Without the images, output each record below as it stands.

--- start Dataset excerpts ---

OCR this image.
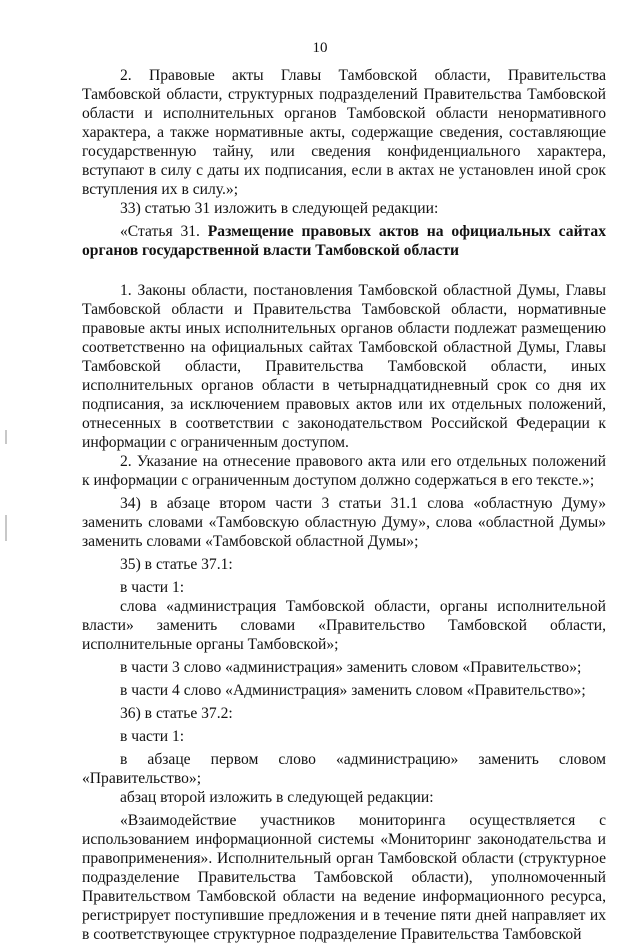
10

2. Правовые акты Главы Тамбовской области, Правительства Тамбовской области, структурных подразделений Правительства Тамбовской области и исполнительных органов Тамбовской области ненормативного характера, а также нормативные акты, содержащие сведения, составляющие государственную тайну, или сведения конфиденциального характера, вступают в силу с даты их подписания, если в актах не установлен иной срок вступления их в силу.»;

33) статью 31 изложить в следующей редакции:

«Статья 31. Размещение правовых актов на официальных сайтах органов государственной власти Тамбовской области

1. Законы области, постановления Тамбовской областной Думы, Главы Тамбовской области и Правительства Тамбовской области, нормативные правовые акты иных исполнительных органов области подлежат размещению соответственно на официальных сайтах Тамбовской областной Думы, Главы Тамбовской области, Правительства Тамбовской области, иных исполнительных органов области в четырнадцатидневный срок со дня их подписания, за исключением правовых актов или их отдельных положений, отнесенных в соответствии с законодательством Российской Федерации к информации с ограниченным доступом.

2. Указание на отнесение правового акта или его отдельных положений к информации с ограниченным доступом должно содержаться в его тексте.»;

34) в абзаце втором части 3 статьи 31.1 слова «областную Думу» заменить словами «Тамбовскую областную Думу», слова «областной Думы» заменить словами «Тамбовской областной Думы»;

35) в статье 37.1:

в части 1:

слова «администрация Тамбовской области, органы исполнительной власти» заменить словами «Правительство Тамбовской области, исполнительные органы Тамбовской»;

в части 3 слово «администрация» заменить словом «Правительство»;

в части 4 слово «Администрация» заменить словом «Правительство»;

36) в статье 37.2:

в части 1:

в абзаце первом слово «администрацию» заменить словом «Правительство»;

абзац второй изложить в следующей редакции:

«Взаимодействие участников мониторинга осуществляется с использованием информационной системы «Мониторинг законодательства и правоприменения». Исполнительный орган Тамбовской области (структурное подразделение Правительства Тамбовской области), уполномоченный Правительством Тамбовской области на ведение информационного ресурса, регистрирует поступившие предложения и в течение пяти дней направляет их в соответствующее структурное подразделение Правительства Тамбовской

--- end Dataset excerpts ---

#### Response to this exercise:
OCR this image.
10

2. Правовые акты Главы Тамбовской области, Правительства Тамбовской области, структурных подразделений Правительства Тамбовской области и исполнительных органов Тамбовской области ненормативного характера, а также нормативные акты, содержащие сведения, составляющие государственную тайну, или сведения конфиденциального характера, вступают в силу с даты их подписания, если в актах не установлен иной срок вступления их в силу.»;

33) статью 31 изложить в следующей редакции:

«Статья 31. Размещение правовых актов на официальных сайтах органов государственной власти Тамбовской области

1. Законы области, постановления Тамбовской областной Думы, Главы Тамбовской области и Правительства Тамбовской области, нормативные правовые акты иных исполнительных органов области подлежат размещению соответственно на официальных сайтах Тамбовской областной Думы, Главы Тамбовской области, Правительства Тамбовской области, иных исполнительных органов области в четырнадцатидневный срок со дня их подписания, за исключением правовых актов или их отдельных положений, отнесенных в соответствии с законодательством Российской Федерации к информации с ограниченным доступом.

2. Указание на отнесение правового акта или его отдельных положений к информации с ограниченным доступом должно содержаться в его тексте.»;

34) в абзаце втором части 3 статьи 31.1 слова «областную Думу» заменить словами «Тамбовскую областную Думу», слова «областной Думы» заменить словами «Тамбовской областной Думы»;

35) в статье 37.1:

в части 1:

слова «администрация Тамбовской области, органы исполнительной власти» заменить словами «Правительство Тамбовской области, исполнительные органы Тамбовской»;

в части 3 слово «администрация» заменить словом «Правительство»;

в части 4 слово «Администрация» заменить словом «Правительство»;

36) в статье 37.2:

в части 1:

в абзаце первом слово «администрацию» заменить словом «Правительство»;

абзац второй изложить в следующей редакции:

«Взаимодействие участников мониторинга осуществляется с использованием информационной системы «Мониторинг законодательства и правоприменения». Исполнительный орган Тамбовской области (структурное подразделение Правительства Тамбовской области), уполномоченный Правительством Тамбовской области на ведение информационного ресурса, регистрирует поступившие предложения и в течение пяти дней направляет их в соответствующее структурное подразделение Правительства Тамбовской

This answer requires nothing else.